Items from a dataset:
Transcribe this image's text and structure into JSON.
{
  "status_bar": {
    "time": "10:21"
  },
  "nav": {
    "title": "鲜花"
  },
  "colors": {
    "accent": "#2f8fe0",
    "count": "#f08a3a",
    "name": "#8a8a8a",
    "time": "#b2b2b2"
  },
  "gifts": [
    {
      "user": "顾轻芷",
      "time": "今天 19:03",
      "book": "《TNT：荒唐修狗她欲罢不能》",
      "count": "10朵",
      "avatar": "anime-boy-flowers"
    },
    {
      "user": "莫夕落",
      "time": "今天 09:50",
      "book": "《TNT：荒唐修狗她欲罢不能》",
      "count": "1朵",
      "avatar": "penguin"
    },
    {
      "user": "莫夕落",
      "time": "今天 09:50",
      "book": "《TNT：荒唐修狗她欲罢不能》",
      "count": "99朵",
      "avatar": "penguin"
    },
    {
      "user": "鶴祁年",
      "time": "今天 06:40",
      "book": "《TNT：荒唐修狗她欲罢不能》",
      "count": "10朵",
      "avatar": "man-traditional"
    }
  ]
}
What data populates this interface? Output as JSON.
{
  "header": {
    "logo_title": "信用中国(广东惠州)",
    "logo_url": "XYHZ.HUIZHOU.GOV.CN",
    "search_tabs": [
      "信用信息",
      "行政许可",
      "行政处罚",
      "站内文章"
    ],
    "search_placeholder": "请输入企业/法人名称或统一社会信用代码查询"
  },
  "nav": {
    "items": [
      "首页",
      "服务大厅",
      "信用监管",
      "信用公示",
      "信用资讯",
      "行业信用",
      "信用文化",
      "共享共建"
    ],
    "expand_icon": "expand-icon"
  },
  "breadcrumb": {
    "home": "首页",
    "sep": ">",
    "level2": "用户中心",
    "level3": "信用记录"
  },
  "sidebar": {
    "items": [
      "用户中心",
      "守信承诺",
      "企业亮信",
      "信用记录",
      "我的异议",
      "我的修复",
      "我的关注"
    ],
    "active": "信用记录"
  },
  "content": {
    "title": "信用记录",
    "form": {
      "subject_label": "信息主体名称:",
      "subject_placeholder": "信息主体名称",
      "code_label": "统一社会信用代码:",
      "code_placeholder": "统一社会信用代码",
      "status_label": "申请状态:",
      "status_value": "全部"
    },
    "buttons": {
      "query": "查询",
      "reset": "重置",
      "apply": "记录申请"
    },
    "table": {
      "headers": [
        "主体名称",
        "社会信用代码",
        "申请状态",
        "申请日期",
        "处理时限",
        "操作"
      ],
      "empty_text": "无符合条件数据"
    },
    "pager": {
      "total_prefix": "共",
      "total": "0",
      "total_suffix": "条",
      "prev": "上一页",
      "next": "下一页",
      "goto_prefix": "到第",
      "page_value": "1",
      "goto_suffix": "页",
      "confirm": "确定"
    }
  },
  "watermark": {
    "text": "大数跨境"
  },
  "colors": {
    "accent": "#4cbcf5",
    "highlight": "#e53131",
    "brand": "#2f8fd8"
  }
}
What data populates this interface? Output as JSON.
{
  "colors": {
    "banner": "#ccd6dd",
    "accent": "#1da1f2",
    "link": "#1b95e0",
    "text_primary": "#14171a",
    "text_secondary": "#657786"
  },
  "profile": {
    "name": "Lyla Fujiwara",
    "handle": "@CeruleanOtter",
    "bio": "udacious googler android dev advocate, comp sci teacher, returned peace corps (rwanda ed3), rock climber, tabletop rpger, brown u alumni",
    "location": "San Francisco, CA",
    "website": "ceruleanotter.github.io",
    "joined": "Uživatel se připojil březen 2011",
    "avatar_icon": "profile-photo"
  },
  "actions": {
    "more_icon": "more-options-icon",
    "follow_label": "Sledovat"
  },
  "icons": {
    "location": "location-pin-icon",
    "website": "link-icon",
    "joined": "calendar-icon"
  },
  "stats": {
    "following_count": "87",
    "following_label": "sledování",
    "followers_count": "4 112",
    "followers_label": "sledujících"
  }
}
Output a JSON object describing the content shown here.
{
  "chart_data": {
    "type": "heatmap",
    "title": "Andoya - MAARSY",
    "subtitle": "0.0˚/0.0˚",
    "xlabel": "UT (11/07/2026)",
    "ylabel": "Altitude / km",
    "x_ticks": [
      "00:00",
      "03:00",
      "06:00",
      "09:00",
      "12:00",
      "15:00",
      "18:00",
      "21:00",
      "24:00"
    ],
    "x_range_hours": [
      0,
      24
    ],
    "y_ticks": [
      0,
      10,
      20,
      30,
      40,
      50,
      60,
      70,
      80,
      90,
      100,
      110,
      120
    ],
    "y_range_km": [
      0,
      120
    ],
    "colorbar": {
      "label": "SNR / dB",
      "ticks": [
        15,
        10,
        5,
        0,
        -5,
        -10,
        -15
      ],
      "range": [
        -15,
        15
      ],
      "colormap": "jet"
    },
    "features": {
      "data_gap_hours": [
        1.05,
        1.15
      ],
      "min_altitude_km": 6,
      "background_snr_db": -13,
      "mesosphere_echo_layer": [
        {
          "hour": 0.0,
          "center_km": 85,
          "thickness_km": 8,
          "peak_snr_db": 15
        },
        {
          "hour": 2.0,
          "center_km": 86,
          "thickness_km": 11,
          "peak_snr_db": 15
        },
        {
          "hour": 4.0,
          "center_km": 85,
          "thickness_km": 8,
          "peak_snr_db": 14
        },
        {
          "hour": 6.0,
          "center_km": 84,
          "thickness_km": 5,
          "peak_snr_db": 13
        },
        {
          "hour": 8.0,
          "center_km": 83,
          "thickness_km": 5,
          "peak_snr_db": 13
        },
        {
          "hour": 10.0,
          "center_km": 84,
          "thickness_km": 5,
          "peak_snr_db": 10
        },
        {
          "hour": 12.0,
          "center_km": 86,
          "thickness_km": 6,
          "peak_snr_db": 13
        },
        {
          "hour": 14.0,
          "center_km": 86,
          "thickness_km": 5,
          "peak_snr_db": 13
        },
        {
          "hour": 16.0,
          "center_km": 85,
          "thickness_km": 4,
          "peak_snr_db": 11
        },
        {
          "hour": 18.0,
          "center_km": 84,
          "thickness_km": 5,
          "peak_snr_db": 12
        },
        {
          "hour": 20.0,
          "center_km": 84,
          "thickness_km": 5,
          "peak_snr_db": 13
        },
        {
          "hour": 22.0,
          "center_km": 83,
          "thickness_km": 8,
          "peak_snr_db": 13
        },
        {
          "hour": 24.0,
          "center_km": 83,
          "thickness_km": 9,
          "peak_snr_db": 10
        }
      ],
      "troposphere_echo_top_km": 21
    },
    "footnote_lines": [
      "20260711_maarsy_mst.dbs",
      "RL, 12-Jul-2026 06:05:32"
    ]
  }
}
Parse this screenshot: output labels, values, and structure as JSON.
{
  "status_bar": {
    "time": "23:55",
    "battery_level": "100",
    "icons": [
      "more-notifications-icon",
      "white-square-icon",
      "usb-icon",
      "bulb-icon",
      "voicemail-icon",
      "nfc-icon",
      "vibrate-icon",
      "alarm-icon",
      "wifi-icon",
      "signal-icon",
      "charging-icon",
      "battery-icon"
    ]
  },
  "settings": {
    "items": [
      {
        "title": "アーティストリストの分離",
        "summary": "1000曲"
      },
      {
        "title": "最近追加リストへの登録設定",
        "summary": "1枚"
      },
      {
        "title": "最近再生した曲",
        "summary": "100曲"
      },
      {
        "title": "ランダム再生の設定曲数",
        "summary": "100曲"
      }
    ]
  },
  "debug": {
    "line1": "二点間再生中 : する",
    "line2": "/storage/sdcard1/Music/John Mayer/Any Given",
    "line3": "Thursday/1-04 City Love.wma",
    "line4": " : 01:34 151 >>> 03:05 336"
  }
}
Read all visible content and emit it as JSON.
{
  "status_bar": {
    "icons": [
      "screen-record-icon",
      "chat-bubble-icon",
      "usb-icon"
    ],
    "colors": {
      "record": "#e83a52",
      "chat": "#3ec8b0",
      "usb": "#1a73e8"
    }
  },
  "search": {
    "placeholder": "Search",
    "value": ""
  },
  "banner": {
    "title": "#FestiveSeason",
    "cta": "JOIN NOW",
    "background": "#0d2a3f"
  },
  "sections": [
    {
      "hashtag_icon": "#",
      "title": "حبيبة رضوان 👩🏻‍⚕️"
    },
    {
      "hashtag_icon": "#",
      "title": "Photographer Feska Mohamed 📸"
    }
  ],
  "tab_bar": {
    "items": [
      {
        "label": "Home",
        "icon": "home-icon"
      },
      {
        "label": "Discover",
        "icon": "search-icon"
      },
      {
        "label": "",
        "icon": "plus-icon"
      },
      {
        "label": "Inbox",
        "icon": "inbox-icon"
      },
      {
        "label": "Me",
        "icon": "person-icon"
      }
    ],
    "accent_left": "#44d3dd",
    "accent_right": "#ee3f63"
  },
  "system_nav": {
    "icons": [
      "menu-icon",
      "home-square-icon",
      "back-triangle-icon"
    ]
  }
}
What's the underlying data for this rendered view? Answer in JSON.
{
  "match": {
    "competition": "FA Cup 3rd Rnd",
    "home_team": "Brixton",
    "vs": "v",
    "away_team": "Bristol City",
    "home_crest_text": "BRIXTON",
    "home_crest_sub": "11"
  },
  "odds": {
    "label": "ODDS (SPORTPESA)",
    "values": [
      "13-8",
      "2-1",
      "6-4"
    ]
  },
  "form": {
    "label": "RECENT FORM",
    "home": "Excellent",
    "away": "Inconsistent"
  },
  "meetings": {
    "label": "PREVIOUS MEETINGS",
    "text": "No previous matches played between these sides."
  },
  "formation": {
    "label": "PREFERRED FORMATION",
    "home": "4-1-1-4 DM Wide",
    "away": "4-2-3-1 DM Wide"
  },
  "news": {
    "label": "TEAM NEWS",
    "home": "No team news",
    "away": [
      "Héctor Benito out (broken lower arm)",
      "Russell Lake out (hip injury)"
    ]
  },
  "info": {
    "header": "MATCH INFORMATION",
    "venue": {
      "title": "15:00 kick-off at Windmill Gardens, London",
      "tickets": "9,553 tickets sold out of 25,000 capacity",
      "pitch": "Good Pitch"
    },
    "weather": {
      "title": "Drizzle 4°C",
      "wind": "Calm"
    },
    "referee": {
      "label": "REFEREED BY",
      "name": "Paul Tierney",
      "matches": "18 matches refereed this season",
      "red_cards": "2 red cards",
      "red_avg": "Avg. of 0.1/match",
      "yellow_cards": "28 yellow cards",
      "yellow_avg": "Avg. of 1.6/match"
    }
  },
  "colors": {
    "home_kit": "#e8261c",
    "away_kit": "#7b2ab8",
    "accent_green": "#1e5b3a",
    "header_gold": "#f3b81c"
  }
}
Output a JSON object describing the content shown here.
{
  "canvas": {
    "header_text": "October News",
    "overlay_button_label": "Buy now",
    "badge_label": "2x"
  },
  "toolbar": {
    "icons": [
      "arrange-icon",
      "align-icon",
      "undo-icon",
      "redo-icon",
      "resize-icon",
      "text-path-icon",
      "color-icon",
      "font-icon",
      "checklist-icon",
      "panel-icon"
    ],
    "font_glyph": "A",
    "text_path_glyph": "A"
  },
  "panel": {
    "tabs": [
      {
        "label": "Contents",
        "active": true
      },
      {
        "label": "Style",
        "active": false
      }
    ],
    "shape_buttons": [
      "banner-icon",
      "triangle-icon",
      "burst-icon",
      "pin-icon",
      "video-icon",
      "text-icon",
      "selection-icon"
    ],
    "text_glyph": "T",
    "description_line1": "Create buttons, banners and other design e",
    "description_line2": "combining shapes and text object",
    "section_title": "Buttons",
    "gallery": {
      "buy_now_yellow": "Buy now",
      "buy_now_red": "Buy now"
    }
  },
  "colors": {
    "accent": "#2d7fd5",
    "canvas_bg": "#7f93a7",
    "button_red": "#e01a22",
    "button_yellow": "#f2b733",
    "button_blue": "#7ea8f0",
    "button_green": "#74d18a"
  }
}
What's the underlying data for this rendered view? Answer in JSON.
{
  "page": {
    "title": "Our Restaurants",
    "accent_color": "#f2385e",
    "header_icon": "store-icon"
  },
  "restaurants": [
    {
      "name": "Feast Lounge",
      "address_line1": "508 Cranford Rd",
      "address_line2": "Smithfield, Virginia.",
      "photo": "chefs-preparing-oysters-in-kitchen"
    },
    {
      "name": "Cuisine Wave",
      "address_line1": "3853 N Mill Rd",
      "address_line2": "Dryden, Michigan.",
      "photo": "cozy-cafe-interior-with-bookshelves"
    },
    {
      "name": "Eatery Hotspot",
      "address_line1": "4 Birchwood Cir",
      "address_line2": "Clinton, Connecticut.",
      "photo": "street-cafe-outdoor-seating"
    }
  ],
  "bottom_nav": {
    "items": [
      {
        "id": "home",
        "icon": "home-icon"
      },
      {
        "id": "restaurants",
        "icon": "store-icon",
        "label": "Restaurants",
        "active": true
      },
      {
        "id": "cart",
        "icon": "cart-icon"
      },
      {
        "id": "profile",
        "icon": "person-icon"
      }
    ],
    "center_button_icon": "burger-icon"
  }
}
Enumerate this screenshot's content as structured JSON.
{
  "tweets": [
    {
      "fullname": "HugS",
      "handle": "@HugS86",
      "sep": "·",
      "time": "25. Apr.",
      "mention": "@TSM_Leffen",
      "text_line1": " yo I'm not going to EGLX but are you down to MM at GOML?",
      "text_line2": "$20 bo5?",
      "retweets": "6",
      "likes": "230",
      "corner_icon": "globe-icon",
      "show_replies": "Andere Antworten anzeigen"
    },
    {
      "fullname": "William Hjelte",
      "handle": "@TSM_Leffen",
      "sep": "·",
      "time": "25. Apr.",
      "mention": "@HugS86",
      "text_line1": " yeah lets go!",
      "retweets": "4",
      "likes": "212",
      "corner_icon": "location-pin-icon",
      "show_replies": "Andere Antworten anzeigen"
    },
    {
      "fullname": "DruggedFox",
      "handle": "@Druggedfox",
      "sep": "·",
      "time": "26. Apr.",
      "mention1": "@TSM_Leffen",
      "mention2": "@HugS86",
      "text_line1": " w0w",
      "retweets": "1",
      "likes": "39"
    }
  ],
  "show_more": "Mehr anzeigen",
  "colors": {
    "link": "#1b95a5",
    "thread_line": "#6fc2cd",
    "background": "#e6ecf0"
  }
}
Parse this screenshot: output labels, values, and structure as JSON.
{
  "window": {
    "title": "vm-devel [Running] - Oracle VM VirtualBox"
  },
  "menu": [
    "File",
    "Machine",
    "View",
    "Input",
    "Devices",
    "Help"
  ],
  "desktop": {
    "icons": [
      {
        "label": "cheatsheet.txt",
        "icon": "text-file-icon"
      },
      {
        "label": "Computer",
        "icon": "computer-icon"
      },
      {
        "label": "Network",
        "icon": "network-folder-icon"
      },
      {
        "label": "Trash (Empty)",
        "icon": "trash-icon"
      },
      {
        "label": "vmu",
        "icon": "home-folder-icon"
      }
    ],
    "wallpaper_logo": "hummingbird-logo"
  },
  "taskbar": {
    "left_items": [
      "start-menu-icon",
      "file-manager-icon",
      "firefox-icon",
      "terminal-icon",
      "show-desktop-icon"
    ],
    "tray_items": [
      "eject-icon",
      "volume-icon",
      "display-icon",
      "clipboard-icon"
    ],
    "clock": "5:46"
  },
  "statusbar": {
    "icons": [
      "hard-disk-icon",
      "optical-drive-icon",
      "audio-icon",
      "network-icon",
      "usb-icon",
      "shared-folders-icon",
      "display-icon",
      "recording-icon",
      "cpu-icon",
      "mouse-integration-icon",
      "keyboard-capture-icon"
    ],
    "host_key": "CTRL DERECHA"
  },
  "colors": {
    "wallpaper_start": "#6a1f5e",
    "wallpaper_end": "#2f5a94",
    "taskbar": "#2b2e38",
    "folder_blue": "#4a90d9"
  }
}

Exercise goal -
Search the lines above for the string "cafe", then show every one that has it.

Task result -
      "photo": "cozy-cafe-interior-with-bookshelves"
      "photo": "street-cafe-outdoor-seating"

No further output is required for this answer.